• GIVEN PROBLEM
Print the records below word for word, but leave out the pictures.
***** SUPPLIED MATERIAL
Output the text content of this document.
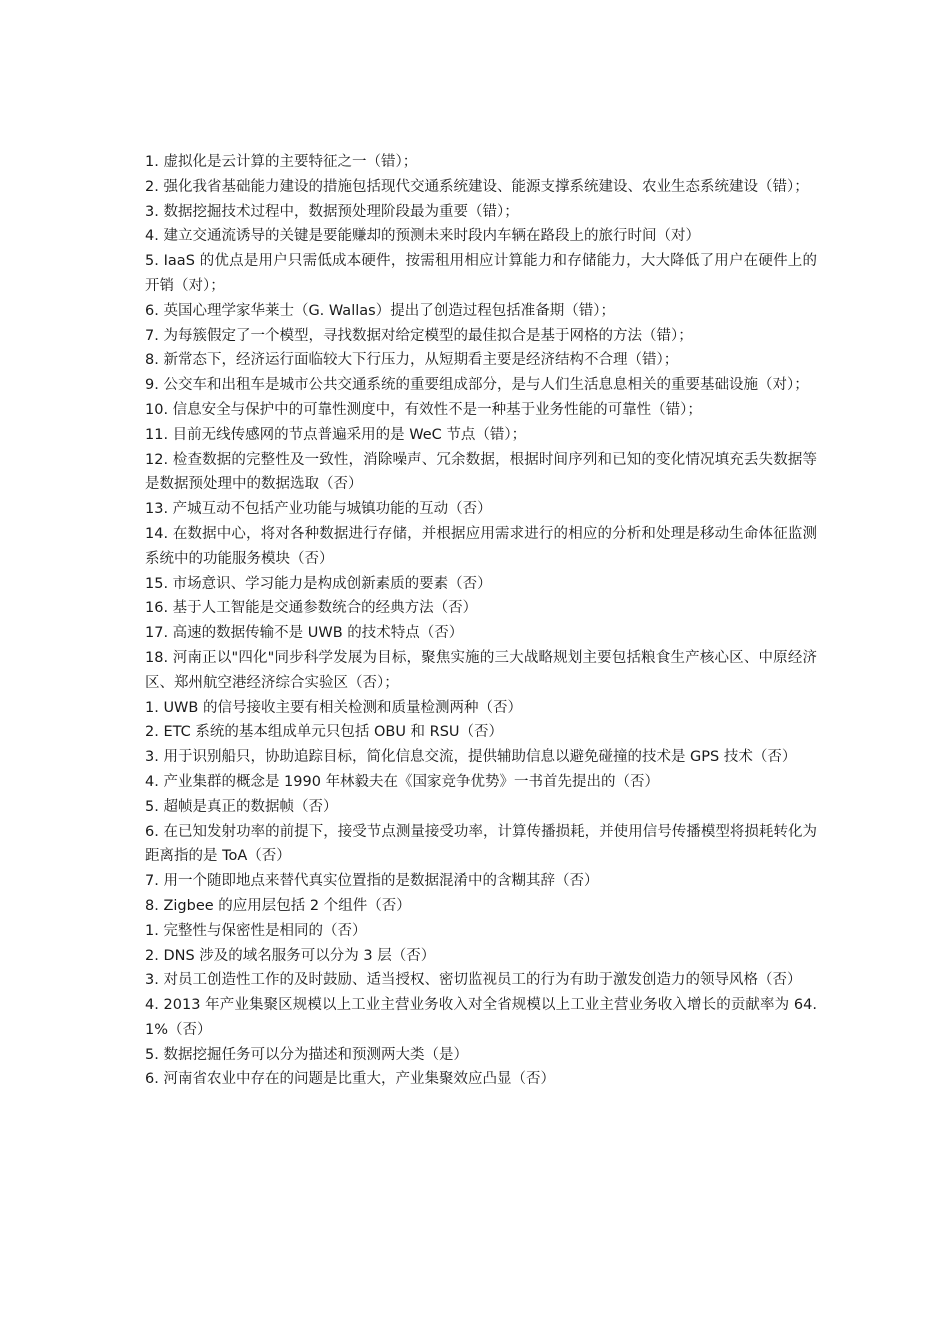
1. 虚拟化是云计算的主要特征之一（错）；

2. 强化我省基础能力建设的措施包括现代交通系统建设、能源支撑系统建设、农业生态系统建设（错）；

3. 数据挖掘技术过程中，数据预处理阶段最为重要（错）；

4. 建立交通流诱导的关键是要能赚却的预测未来时段内车辆在路段上的旅行时间（对）

5. IaaS 的优点是用户只需低成本硬件，按需租用相应计算能力和存储能力，大大降低了用户在硬件上的开销（对）；

6. 英国心理学家华莱士（G. Wallas）提出了创造过程包括准备期（错）；

7. 为每簇假定了一个模型，寻找数据对给定模型的最佳拟合是基于网格的方法（错）；

8. 新常态下，经济运行面临较大下行压力，从短期看主要是经济结构不合理（错）；

9. 公交车和出租车是城市公共交通系统的重要组成部分，是与人们生活息息相关的重要基础设施（对）；

10. 信息安全与保护中的可靠性测度中，有效性不是一种基于业务性能的可靠性（错）；

11. 目前无线传感网的节点普遍采用的是 WeC 节点（错）；

12. 检查数据的完整性及一致性，消除噪声、冗余数据，根据时间序列和已知的变化情况填充丢失数据等是数据预处理中的数据选取（否）

13. 产城互动不包括产业功能与城镇功能的互动（否）

14. 在数据中心，将对各种数据进行存储，并根据应用需求进行的相应的分析和处理是移动生命体征监测系统中的功能服务模块（否）

15. 市场意识、学习能力是构成创新素质的要素（否）

16. 基于人工智能是交通参数统合的经典方法（否）

17. 高速的数据传输不是 UWB 的技术特点（否）

18. 河南正以"四化"同步科学发展为目标，聚焦实施的三大战略规划主要包括粮食生产核心区、中原经济区、郑州航空港经济综合实验区（否）；

1. UWB 的信号接收主要有相关检测和质量检测两种（否）

2. ETC 系统的基本组成单元只包括 OBU 和 RSU（否）

3. 用于识别船只，协助追踪目标，简化信息交流，提供辅助信息以避免碰撞的技术是 GPS 技术（否）

4. 产业集群的概念是 1990 年林毅夫在《国家竞争优势》一书首先提出的（否）

5. 超帧是真正的数据帧（否）

6. 在已知发射功率的前提下，接受节点测量接受功率，计算传播损耗，并使用信号传播模型将损耗转化为距离指的是 ToA（否）

7. 用一个随即地点来替代真实位置指的是数据混淆中的含糊其辞（否）

8. Zigbee 的应用层包括 2 个组件（否）

1. 完整性与保密性是相同的（否）

2. DNS 涉及的域名服务可以分为 3 层（否）

3. 对员工创造性工作的及时鼓励、适当授权、密切监视员工的行为有助于激发创造力的领导风格（否）

4. 2013 年产业集聚区规模以上工业主营业务收入对全省规模以上工业主营业务收入增长的贡献率为 64.1%（否）

5. 数据挖掘任务可以分为描述和预测两大类（是）

6. 河南省农业中存在的问题是比重大，产业集聚效应凸显（否）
**********
• OUTPUT FOR THIS TASK
Output the text content of this document.
1. 虚拟化是云计算的主要特征之一（错）；

2. 强化我省基础能力建设的措施包括现代交通系统建设、能源支撑系统建设、农业生态系统建设（错）；

3. 数据挖掘技术过程中，数据预处理阶段最为重要（错）；

4. 建立交通流诱导的关键是要能赚却的预测未来时段内车辆在路段上的旅行时间（对）

5. IaaS 的优点是用户只需低成本硬件，按需租用相应计算能力和存储能力，大大降低了用户在硬件上的开销（对）；

6. 英国心理学家华莱士（G. Wallas）提出了创造过程包括准备期（错）；

7. 为每簇假定了一个模型，寻找数据对给定模型的最佳拟合是基于网格的方法（错）；

8. 新常态下，经济运行面临较大下行压力，从短期看主要是经济结构不合理（错）；

9. 公交车和出租车是城市公共交通系统的重要组成部分，是与人们生活息息相关的重要基础设施（对）；

10. 信息安全与保护中的可靠性测度中，有效性不是一种基于业务性能的可靠性（错）；

11. 目前无线传感网的节点普遍采用的是 WeC 节点（错）；

12. 检查数据的完整性及一致性，消除噪声、冗余数据，根据时间序列和已知的变化情况填充丢失数据等是数据预处理中的数据选取（否）

13. 产城互动不包括产业功能与城镇功能的互动（否）

14. 在数据中心，将对各种数据进行存储，并根据应用需求进行的相应的分析和处理是移动生命体征监测系统中的功能服务模块（否）

15. 市场意识、学习能力是构成创新素质的要素（否）

16. 基于人工智能是交通参数统合的经典方法（否）

17. 高速的数据传输不是 UWB 的技术特点（否）

18. 河南正以"四化"同步科学发展为目标，聚焦实施的三大战略规划主要包括粮食生产核心区、中原经济区、郑州航空港经济综合实验区（否）；

1. UWB 的信号接收主要有相关检测和质量检测两种（否）

2. ETC 系统的基本组成单元只包括 OBU 和 RSU（否）

3. 用于识别船只，协助追踪目标，简化信息交流，提供辅助信息以避免碰撞的技术是 GPS 技术（否）

4. 产业集群的概念是 1990 年林毅夫在《国家竞争优势》一书首先提出的（否）

5. 超帧是真正的数据帧（否）

6. 在已知发射功率的前提下，接受节点测量接受功率，计算传播损耗，并使用信号传播模型将损耗转化为距离指的是 ToA（否）

7. 用一个随即地点来替代真实位置指的是数据混淆中的含糊其辞（否）

8. Zigbee 的应用层包括 2 个组件（否）

1. 完整性与保密性是相同的（否）

2. DNS 涉及的域名服务可以分为 3 层（否）

3. 对员工创造性工作的及时鼓励、适当授权、密切监视员工的行为有助于激发创造力的领导风格（否）

4. 2013 年产业集聚区规模以上工业主营业务收入对全省规模以上工业主营业务收入增长的贡献率为 64.1%（否）

5. 数据挖掘任务可以分为描述和预测两大类（是）

6. 河南省农业中存在的问题是比重大，产业集聚效应凸显（否）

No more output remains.